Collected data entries
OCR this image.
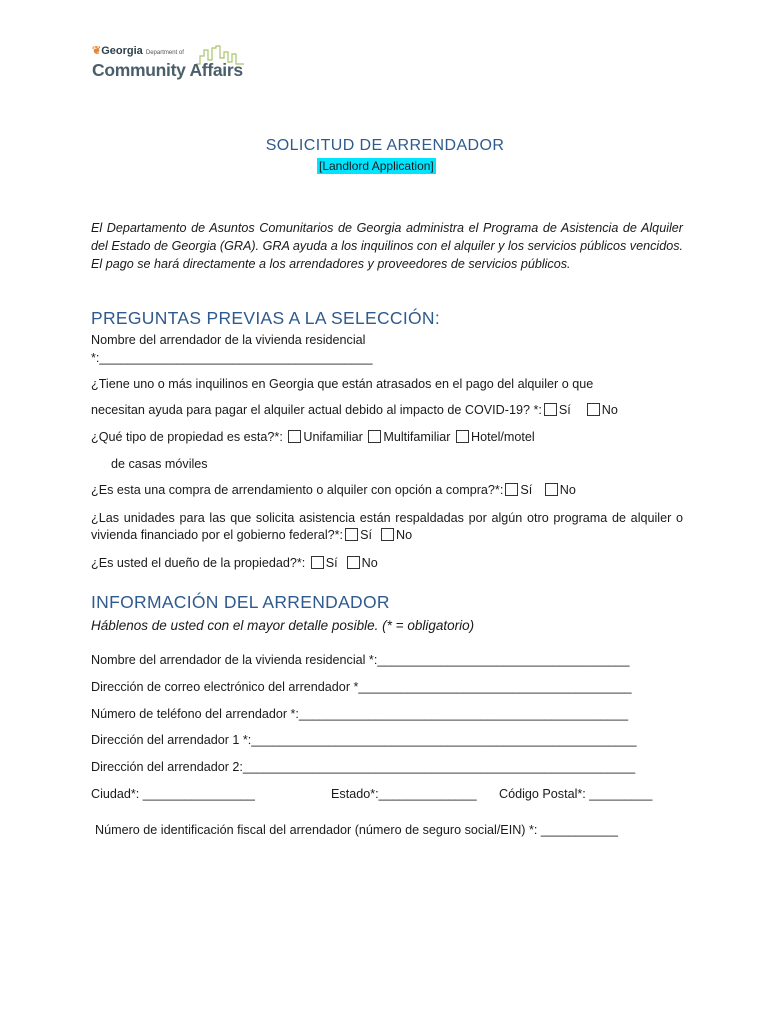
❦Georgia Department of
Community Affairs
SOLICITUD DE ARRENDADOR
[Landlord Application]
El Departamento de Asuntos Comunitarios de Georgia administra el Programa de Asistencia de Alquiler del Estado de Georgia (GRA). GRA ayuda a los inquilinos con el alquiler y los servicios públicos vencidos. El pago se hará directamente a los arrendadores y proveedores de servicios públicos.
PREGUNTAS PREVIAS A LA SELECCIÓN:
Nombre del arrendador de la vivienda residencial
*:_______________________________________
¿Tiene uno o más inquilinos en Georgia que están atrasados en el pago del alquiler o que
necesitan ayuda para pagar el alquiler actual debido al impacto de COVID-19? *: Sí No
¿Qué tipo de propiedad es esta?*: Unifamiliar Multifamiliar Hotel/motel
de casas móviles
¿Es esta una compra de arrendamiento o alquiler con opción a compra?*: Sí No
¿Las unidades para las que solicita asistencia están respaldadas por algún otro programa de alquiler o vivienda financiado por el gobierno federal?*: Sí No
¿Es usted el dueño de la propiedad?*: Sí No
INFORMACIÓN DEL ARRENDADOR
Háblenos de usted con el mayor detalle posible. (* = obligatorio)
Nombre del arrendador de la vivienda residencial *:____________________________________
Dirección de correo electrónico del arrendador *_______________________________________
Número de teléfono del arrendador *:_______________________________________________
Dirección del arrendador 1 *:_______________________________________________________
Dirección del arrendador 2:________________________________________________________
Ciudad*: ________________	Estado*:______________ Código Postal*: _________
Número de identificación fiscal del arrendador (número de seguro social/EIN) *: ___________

▶ _WHAT IS NEEDED_
Write out the full listing verbatim, excluding its pictures.

▶ _FULL ANSWER_
OCR this image.
❦Georgia Department of
Community Affairs
SOLICITUD DE ARRENDADOR
[Landlord Application]
El Departamento de Asuntos Comunitarios de Georgia administra el Programa de Asistencia de Alquiler del Estado de Georgia (GRA). GRA ayuda a los inquilinos con el alquiler y los servicios públicos vencidos. El pago se hará directamente a los arrendadores y proveedores de servicios públicos.
PREGUNTAS PREVIAS A LA SELECCIÓN:
Nombre del arrendador de la vivienda residencial
*:_______________________________________
¿Tiene uno o más inquilinos en Georgia que están atrasados en el pago del alquiler o que
necesitan ayuda para pagar el alquiler actual debido al impacto de COVID-19? *: Sí No
¿Qué tipo de propiedad es esta?*: Unifamiliar Multifamiliar Hotel/motel
de casas móviles
¿Es esta una compra de arrendamiento o alquiler con opción a compra?*: Sí No
¿Las unidades para las que solicita asistencia están respaldadas por algún otro programa de alquiler o vivienda financiado por el gobierno federal?*: Sí No
¿Es usted el dueño de la propiedad?*: Sí No
INFORMACIÓN DEL ARRENDADOR
Háblenos de usted con el mayor detalle posible. (* = obligatorio)
Nombre del arrendador de la vivienda residencial *:____________________________________
Dirección de correo electrónico del arrendador *_______________________________________
Número de teléfono del arrendador *:_______________________________________________
Dirección del arrendador 1 *:_______________________________________________________
Dirección del arrendador 2:________________________________________________________
Ciudad*: ________________	Estado*:______________ Código Postal*: _________
Número de identificación fiscal del arrendador (número de seguro social/EIN) *: ___________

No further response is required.